GIVEN TASK: Note each line that includes the word "bowl". Copy those lines.

* Start *

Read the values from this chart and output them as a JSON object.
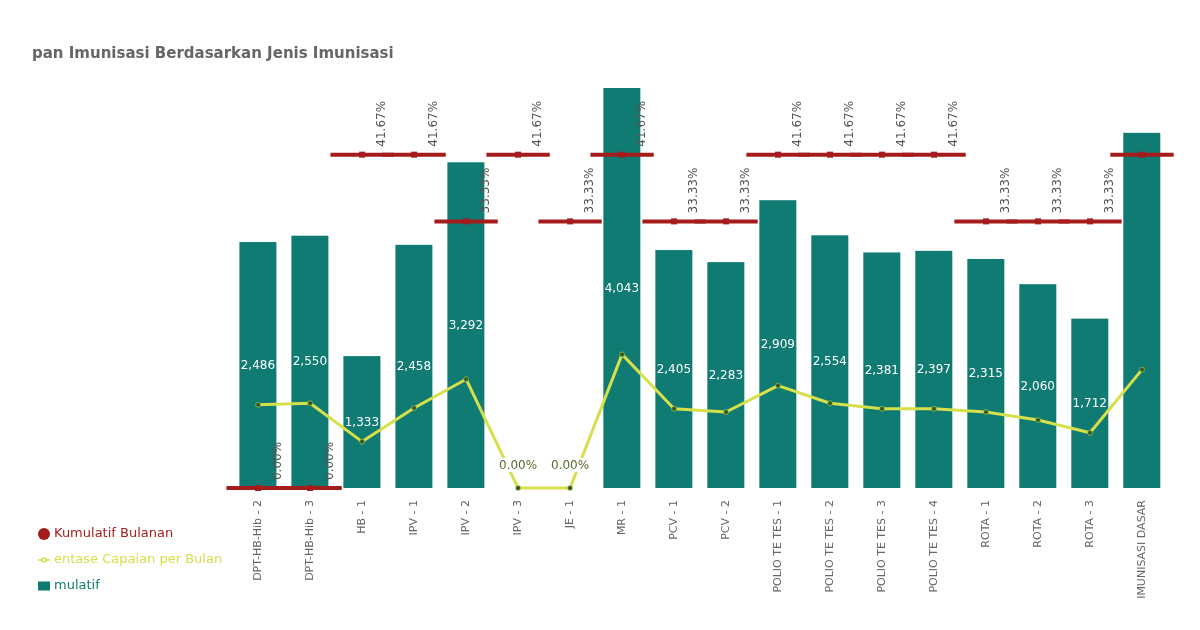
{
  "chart_data": {
    "type": "bar",
    "title": "pan Imunisasi Berdasarkan Jenis Imunisasi",
    "categories": [
      "DPT-HB-Hib - 2",
      "DPT-HB-Hib - 3",
      "HB - 1",
      "IPV - 1",
      "IPV - 2",
      "IPV - 3",
      "JE - 1",
      "MR - 1",
      "PCV - 1",
      "PCV - 2",
      "POLIO TE TES - 1",
      "POLIO TE TES - 2",
      "POLIO TE TES - 3",
      "POLIO TE TES - 4",
      "ROTA - 1",
      "ROTA - 2",
      "ROTA - 3",
      "IMUNISASI DASAR"
    ],
    "series": [
      {
        "name": "Kumulatif Bulanan",
        "type": "scatter",
        "axis": "y2",
        "color": "#a51c1c",
        "marker": "square",
        "values": [
          0,
          0,
          41.67,
          41.67,
          33.33,
          41.67,
          33.33,
          41.67,
          33.33,
          33.33,
          41.67,
          41.67,
          41.67,
          41.67,
          33.33,
          33.33,
          33.33,
          41.67
        ],
        "value_labels": [
          "0.00%",
          "0.00%",
          "41.67%",
          "41.67%",
          "33.33%",
          "41.67%",
          "33.33%",
          "41.67%",
          "33.33%",
          "33.33%",
          "41.67%",
          "41.67%",
          "41.67%",
          "41.67%",
          "33.33%",
          "33.33%",
          "33.33%",
          null
        ]
      },
      {
        "name": "mulatif",
        "type": "bar",
        "color": "#0f7b73",
        "values": [
          2486,
          2550,
          1333,
          2458,
          3292,
          0,
          0,
          4043,
          2405,
          2283,
          2909,
          2554,
          2381,
          2397,
          2315,
          2060,
          1712,
          3590
        ],
        "value_labels": [
          "2,486",
          "2,550",
          "1,333",
          "2,458",
          "3,292",
          null,
          null,
          "4,043",
          "2,405",
          "2,283",
          "2,909",
          "2,554",
          "2,381",
          "2,397",
          "2,315",
          "2,060",
          "1,712",
          null
        ]
      },
      {
        "name": "entase Capaian per Bulan",
        "type": "line",
        "axis": "y2",
        "color": "#d6e04a",
        "marker": "circle",
        "values": [
          10.4,
          10.6,
          5.8,
          10.0,
          13.6,
          0,
          0,
          16.7,
          9.9,
          9.5,
          12.8,
          10.6,
          9.9,
          9.9,
          9.5,
          8.5,
          6.9,
          14.8
        ],
        "value_labels": [
          null,
          null,
          null,
          null,
          null,
          "0.00%",
          "0.00%",
          null,
          null,
          null,
          null,
          null,
          null,
          null,
          null,
          null,
          null,
          null
        ]
      }
    ],
    "legend": "bottom left"
  }
}
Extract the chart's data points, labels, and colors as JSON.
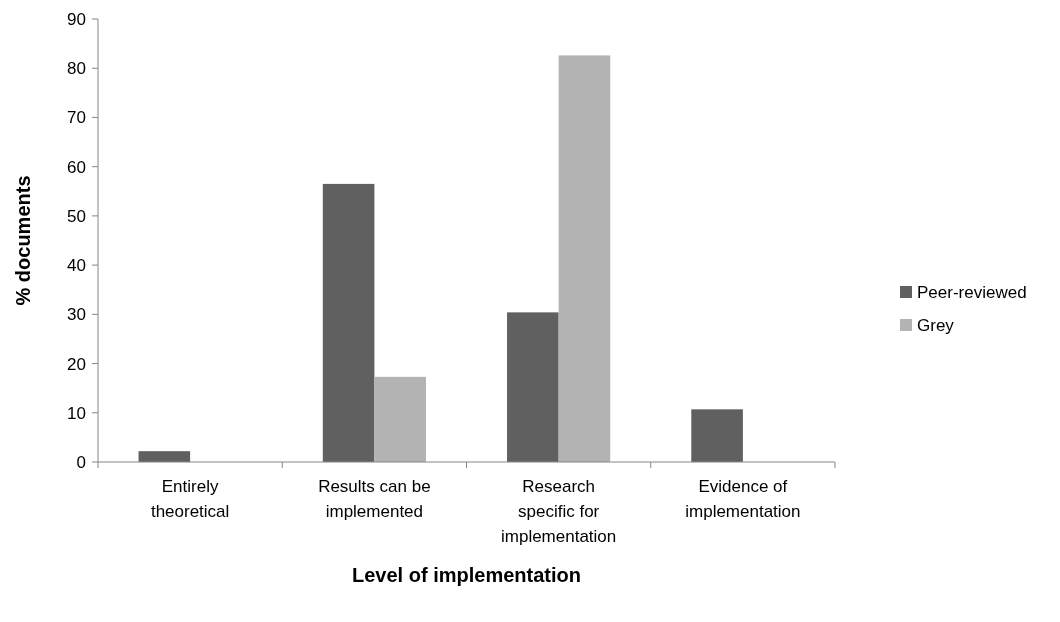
{
  "chart_data": {
    "type": "bar",
    "xlabel": "Level of implementation",
    "ylabel": "% documents",
    "categories": [
      "Entirely theoretical",
      "Results can be implemented",
      "Research specific for implementation",
      "Evidence of implementation"
    ],
    "series": [
      {
        "name": "Peer-reviewed",
        "color": "#606060",
        "values": [
          2.2,
          56.5,
          30.4,
          10.7
        ]
      },
      {
        "name": "Grey",
        "color": "#b3b3b3",
        "values": [
          0,
          17.3,
          82.6,
          0
        ]
      }
    ],
    "ylim": [
      0,
      90
    ],
    "yticks": [
      0,
      10,
      20,
      30,
      40,
      50,
      60,
      70,
      80,
      90
    ],
    "grid": false,
    "legend": "right"
  }
}
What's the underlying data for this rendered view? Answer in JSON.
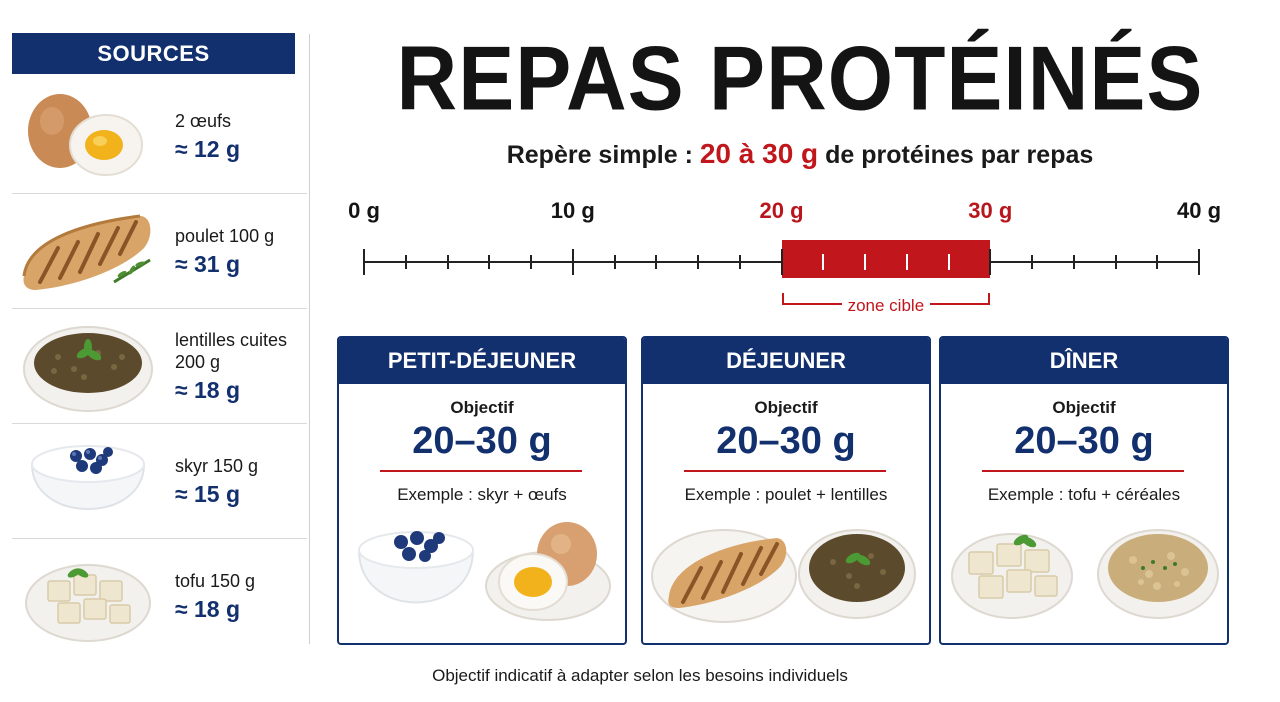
{
  "sidebar": {
    "title": "SOURCES",
    "items": [
      {
        "name": "2 œufs",
        "value": "≈ 12 g",
        "icon": "eggs-icon"
      },
      {
        "name": "poulet 100 g",
        "value": "≈ 31 g",
        "icon": "chicken-icon"
      },
      {
        "name": "lentilles cuites 200 g",
        "value": "≈ 18 g",
        "icon": "lentils-icon"
      },
      {
        "name": "skyr 150 g",
        "value": "≈ 15 g",
        "icon": "skyr-icon"
      },
      {
        "name": "tofu 150 g",
        "value": "≈ 18 g",
        "icon": "tofu-icon"
      }
    ]
  },
  "title": "REPAS PROTÉINÉS",
  "subtitle": {
    "prefix": "Repère simple : ",
    "highlight": "20 à 30 g",
    "suffix": " de protéines par repas"
  },
  "scale": {
    "min": 0,
    "max": 40,
    "labels": [
      {
        "value": 0,
        "text": "0 g"
      },
      {
        "value": 10,
        "text": "10 g"
      },
      {
        "value": 20,
        "text": "20 g"
      },
      {
        "value": 30,
        "text": "30 g"
      },
      {
        "value": 40,
        "text": "40 g"
      }
    ],
    "target": [
      20,
      30
    ],
    "target_label": "zone cible"
  },
  "meals": [
    {
      "title": "PETIT-DÉJEUNER",
      "objective_label": "Objectif",
      "objective_value": "20–30 g",
      "example": "Exemple : skyr + œufs",
      "images": [
        "skyr-icon",
        "egg-plate-icon"
      ]
    },
    {
      "title": "DÉJEUNER",
      "objective_label": "Objectif",
      "objective_value": "20–30 g",
      "example": "Exemple : poulet + lentilles",
      "images": [
        "chicken-plate-icon",
        "lentils-bowl-icon"
      ]
    },
    {
      "title": "DÎNER",
      "objective_label": "Objectif",
      "objective_value": "20–30 g",
      "example": "Exemple : tofu + céréales",
      "images": [
        "tofu-bowl-icon",
        "cereal-bowl-icon"
      ]
    }
  ],
  "footnote": "Objectif indicatif à adapter selon les besoins individuels",
  "colors": {
    "navy": "#13306e",
    "red": "#c0161c"
  }
}
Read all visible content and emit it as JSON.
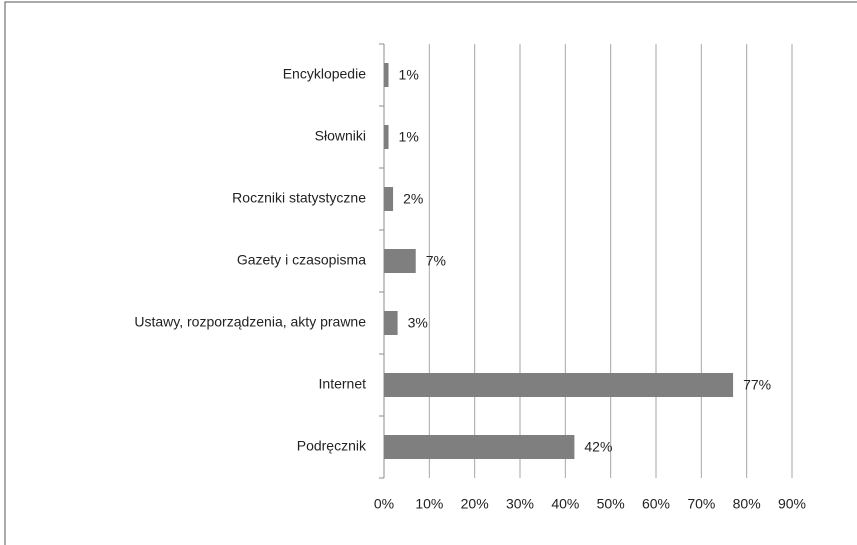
{
  "chart_data": {
    "type": "bar",
    "orientation": "horizontal",
    "categories": [
      "Encyklopedie",
      "Słowniki",
      "Roczniki statystyczne",
      "Gazety i czasopisma",
      "Ustawy, rozporządzenia, akty prawne",
      "Internet",
      "Podręcznik"
    ],
    "values": [
      1,
      1,
      2,
      7,
      3,
      77,
      42
    ],
    "value_labels": [
      "1%",
      "1%",
      "2%",
      "7%",
      "3%",
      "77%",
      "42%"
    ],
    "color": "#7f7f7f",
    "xlim": [
      0,
      90
    ],
    "xticks": [
      {
        "value": 0,
        "label": "0%"
      },
      {
        "value": 10,
        "label": "10%"
      },
      {
        "value": 20,
        "label": "20%"
      },
      {
        "value": 30,
        "label": "30%"
      },
      {
        "value": 40,
        "label": "40%"
      },
      {
        "value": 50,
        "label": "50%"
      },
      {
        "value": 60,
        "label": "60%"
      },
      {
        "value": 70,
        "label": "70%"
      },
      {
        "value": 80,
        "label": "80%"
      },
      {
        "value": 90,
        "label": "90%"
      }
    ],
    "grid": true
  }
}
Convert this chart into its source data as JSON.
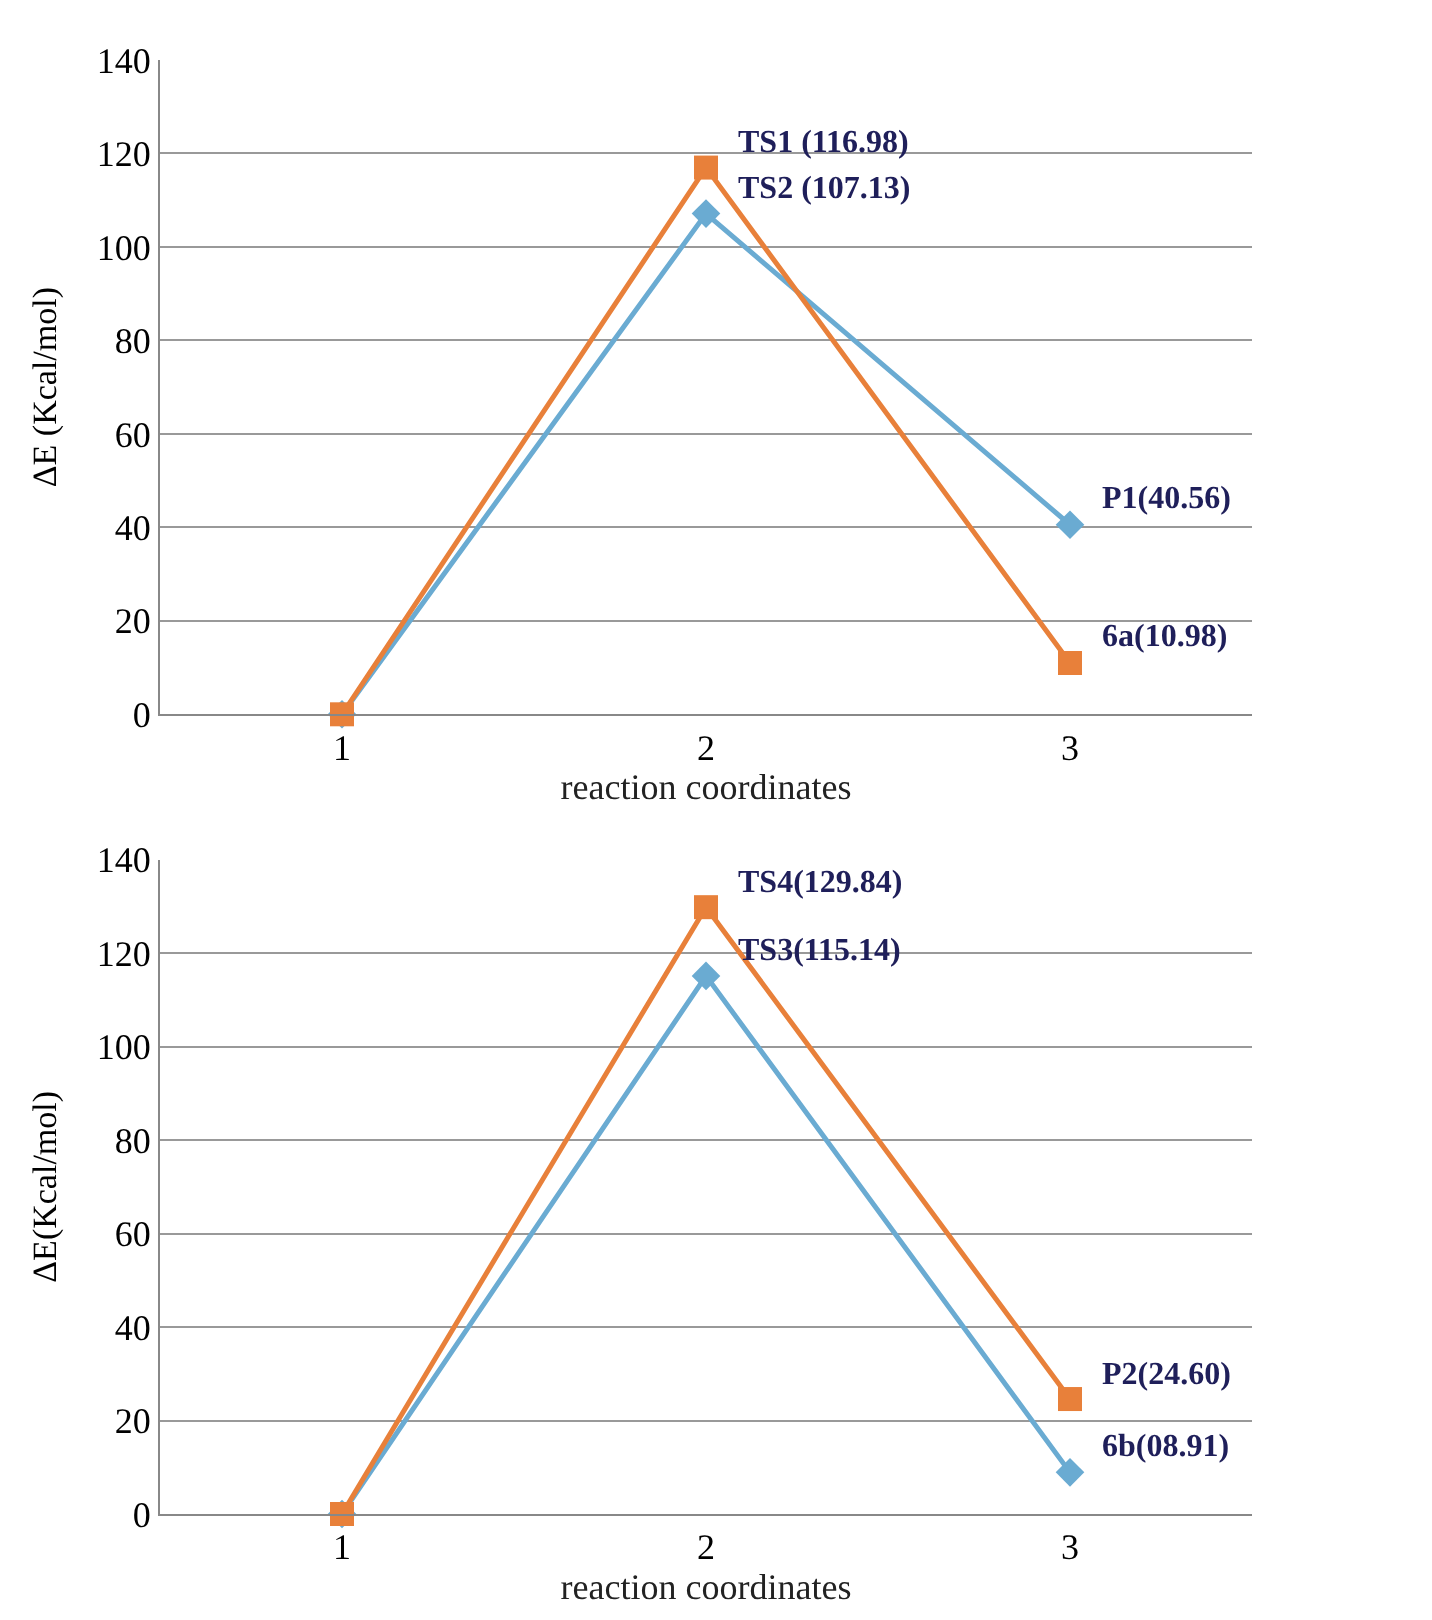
{
  "chart_data": [
    {
      "type": "line",
      "ylabel": "ΔE (Kcal/mol)",
      "xlabel": "reaction coordinates",
      "categories": [
        "1",
        "2",
        "3"
      ],
      "ylim": [
        0,
        140
      ],
      "yticks": [
        0,
        20,
        40,
        60,
        80,
        100,
        120,
        140
      ],
      "grid": "y",
      "series": [
        {
          "color": "#6aabd2",
          "values": [
            0,
            107.13,
            40.56
          ],
          "marker": "diamond"
        },
        {
          "color": "#e8803a",
          "values": [
            0,
            116.98,
            10.98
          ],
          "marker": "square"
        }
      ],
      "annotations": [
        {
          "text": "TS1 (116.98)",
          "x": "2",
          "y": 116.98
        },
        {
          "text": "TS2 (107.13)",
          "x": "2",
          "y": 107.13
        },
        {
          "text": "P1(40.56)",
          "x": "3",
          "y": 40.56
        },
        {
          "text": "6a(10.98)",
          "x": "3",
          "y": 10.98
        }
      ]
    },
    {
      "type": "line",
      "ylabel": "ΔE(Kcal/mol)",
      "xlabel": "reaction coordinates",
      "categories": [
        "1",
        "2",
        "3"
      ],
      "ylim": [
        0,
        140
      ],
      "yticks": [
        0,
        20,
        40,
        60,
        80,
        100,
        120,
        140
      ],
      "grid": "y",
      "series": [
        {
          "color": "#6aabd2",
          "values": [
            0,
            115.14,
            8.91
          ],
          "marker": "diamond"
        },
        {
          "color": "#e8803a",
          "values": [
            0,
            129.84,
            24.6
          ],
          "marker": "square"
        }
      ],
      "annotations": [
        {
          "text": "TS4(129.84)",
          "x": "2",
          "y": 129.84
        },
        {
          "text": "TS3(115.14)",
          "x": "2",
          "y": 115.14
        },
        {
          "text": "P2(24.60)",
          "x": "3",
          "y": 24.6
        },
        {
          "text": "6b(08.91)",
          "x": "3",
          "y": 8.91
        }
      ]
    }
  ]
}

* End *

THE RESPONSE:
        "lentils-bowl-icon"
        "tofu-bowl-icon",
        "cereal-bowl-icon"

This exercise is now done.